_Requirement_: Rewrite every line of the records, renaming "MV2 (2018)" to "MV2 baseline" wherever it appears and keeping everything else unchanged. Leave the pictures out of your answer.

_Exercise data_:
|---|
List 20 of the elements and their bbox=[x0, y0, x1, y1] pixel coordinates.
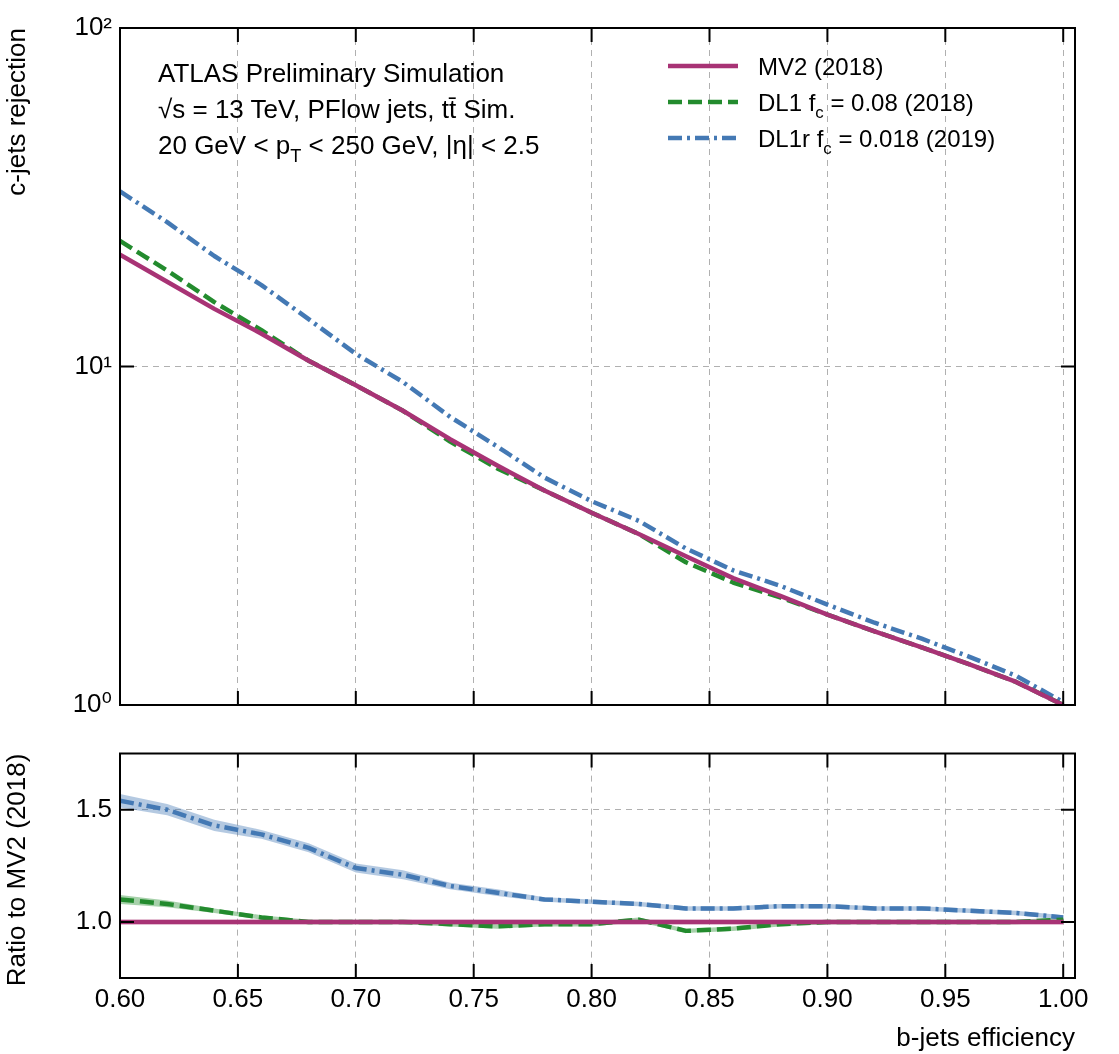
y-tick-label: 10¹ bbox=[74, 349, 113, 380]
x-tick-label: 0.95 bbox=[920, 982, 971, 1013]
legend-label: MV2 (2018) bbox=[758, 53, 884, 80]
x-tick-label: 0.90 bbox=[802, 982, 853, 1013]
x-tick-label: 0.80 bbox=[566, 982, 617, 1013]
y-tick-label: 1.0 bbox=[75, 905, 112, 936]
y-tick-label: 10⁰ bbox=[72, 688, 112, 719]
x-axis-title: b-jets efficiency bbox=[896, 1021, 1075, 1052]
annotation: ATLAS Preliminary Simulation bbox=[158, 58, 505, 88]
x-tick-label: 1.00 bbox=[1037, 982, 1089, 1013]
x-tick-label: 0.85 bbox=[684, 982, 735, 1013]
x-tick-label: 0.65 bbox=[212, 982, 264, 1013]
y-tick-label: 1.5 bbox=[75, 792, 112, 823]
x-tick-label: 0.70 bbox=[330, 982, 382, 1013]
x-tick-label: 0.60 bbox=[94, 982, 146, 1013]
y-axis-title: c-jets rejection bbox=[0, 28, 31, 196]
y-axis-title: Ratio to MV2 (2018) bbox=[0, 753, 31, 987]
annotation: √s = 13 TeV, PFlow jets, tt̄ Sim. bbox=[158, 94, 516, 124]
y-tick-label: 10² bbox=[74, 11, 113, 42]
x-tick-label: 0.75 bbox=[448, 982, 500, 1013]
|---|
_Answer to this exercise_:
List 20 of the elements and their bbox=[x0, y0, x1, y1] pixel coordinates.
y-tick-label: 10¹ bbox=[74, 349, 113, 380]
x-tick-label: 0.95 bbox=[920, 982, 971, 1013]
legend-label: MV2 baseline bbox=[758, 53, 884, 80]
x-tick-label: 0.90 bbox=[802, 982, 853, 1013]
x-tick-label: 0.80 bbox=[566, 982, 617, 1013]
y-tick-label: 1.0 bbox=[75, 905, 112, 936]
y-tick-label: 10⁰ bbox=[72, 688, 112, 719]
x-axis-title: b-jets efficiency bbox=[896, 1021, 1075, 1052]
annotation: ATLAS Preliminary Simulation bbox=[158, 58, 505, 88]
x-tick-label: 1.00 bbox=[1037, 982, 1089, 1013]
x-tick-label: 0.85 bbox=[684, 982, 735, 1013]
x-tick-label: 0.65 bbox=[212, 982, 264, 1013]
y-tick-label: 1.5 bbox=[75, 792, 112, 823]
x-tick-label: 0.70 bbox=[330, 982, 382, 1013]
x-tick-label: 0.60 bbox=[94, 982, 146, 1013]
y-axis-title: c-jets rejection bbox=[0, 28, 31, 196]
y-axis-title: Ratio to MV2 baseline bbox=[0, 753, 31, 987]
annotation: √s = 13 TeV, PFlow jets, tt̄ Sim. bbox=[158, 94, 516, 124]
y-tick-label: 10² bbox=[74, 11, 113, 42]
x-tick-label: 0.75 bbox=[448, 982, 500, 1013]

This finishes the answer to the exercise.